*** Records shown ***

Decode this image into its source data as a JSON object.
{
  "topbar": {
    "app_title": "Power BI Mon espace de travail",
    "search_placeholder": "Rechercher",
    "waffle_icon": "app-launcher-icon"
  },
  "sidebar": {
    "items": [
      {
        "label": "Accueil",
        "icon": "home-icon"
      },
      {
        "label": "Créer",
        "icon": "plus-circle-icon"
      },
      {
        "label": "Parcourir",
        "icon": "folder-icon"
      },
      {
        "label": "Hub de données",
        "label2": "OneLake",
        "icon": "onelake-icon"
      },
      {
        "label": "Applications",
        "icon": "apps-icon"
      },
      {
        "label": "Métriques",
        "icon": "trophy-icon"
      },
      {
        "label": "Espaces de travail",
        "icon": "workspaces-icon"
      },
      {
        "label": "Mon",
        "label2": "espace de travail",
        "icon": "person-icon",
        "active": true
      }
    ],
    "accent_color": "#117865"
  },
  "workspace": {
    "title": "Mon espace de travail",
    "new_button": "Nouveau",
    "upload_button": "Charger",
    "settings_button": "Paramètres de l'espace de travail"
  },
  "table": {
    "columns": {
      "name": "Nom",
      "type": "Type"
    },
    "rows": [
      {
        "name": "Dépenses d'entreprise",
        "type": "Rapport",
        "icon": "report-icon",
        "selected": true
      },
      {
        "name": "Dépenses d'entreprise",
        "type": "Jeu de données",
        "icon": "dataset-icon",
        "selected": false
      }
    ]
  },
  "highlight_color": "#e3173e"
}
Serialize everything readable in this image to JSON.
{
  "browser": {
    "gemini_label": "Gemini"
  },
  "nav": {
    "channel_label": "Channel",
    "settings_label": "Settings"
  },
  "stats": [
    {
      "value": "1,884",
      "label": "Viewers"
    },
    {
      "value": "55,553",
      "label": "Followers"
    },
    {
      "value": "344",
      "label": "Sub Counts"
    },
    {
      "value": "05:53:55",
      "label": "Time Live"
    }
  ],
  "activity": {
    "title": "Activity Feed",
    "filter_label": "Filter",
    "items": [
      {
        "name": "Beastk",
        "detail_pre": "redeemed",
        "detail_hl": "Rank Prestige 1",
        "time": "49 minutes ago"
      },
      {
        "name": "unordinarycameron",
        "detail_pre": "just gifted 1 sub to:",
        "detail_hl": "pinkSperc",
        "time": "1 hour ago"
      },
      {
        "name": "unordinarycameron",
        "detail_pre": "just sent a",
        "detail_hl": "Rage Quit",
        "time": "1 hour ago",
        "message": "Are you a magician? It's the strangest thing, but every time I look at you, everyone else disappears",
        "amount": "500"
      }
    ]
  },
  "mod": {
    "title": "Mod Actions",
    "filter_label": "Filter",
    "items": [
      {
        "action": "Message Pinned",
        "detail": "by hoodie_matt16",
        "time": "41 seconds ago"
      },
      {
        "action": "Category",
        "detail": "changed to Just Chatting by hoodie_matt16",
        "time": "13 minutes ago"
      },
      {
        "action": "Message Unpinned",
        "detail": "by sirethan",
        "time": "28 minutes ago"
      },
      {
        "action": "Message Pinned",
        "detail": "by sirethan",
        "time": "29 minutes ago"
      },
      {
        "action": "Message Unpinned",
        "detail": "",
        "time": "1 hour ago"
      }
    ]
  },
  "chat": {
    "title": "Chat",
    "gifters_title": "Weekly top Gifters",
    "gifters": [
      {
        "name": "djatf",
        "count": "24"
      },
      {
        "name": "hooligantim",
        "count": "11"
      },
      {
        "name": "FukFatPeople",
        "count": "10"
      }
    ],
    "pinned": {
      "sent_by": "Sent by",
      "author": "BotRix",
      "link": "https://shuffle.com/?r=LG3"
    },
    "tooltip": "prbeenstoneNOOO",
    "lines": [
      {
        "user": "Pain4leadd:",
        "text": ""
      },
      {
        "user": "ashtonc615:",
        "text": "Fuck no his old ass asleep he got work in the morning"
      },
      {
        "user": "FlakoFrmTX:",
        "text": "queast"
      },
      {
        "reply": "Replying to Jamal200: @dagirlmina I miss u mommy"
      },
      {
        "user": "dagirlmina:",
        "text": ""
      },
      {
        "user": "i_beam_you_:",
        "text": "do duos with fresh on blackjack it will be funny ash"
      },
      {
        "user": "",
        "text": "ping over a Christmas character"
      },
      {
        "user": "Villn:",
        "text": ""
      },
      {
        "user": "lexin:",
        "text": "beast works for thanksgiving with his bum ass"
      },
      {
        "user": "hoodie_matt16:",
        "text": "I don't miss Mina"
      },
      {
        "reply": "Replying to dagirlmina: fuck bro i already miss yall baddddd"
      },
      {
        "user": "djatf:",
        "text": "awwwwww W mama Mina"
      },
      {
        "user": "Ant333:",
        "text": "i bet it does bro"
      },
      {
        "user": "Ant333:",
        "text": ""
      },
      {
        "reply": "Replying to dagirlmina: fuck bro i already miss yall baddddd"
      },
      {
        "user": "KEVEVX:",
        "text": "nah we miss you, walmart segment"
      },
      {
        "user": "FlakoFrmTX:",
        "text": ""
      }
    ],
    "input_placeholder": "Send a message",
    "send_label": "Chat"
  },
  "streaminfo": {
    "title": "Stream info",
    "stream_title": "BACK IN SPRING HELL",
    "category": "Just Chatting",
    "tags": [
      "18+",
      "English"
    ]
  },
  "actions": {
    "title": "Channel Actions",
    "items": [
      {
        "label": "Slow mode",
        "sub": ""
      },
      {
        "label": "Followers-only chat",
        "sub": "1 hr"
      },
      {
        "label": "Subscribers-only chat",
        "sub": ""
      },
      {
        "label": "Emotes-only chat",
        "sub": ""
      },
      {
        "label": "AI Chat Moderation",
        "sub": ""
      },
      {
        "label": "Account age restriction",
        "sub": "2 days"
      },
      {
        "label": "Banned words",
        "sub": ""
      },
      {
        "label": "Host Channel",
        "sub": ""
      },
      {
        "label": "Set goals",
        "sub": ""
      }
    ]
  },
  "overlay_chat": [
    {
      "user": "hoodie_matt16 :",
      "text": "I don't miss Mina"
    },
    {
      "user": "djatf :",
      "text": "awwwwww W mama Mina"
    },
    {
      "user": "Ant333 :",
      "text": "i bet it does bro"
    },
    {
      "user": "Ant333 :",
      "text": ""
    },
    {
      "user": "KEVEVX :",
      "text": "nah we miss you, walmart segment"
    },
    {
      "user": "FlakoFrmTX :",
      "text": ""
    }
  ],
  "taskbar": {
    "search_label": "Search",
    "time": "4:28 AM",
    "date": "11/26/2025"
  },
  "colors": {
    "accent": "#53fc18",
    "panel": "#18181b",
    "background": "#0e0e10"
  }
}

***

> _Work to be completed_: Each line of the material that holds the string "JSON" counts once; give the total alone.

> _Solution to the exercise_: 2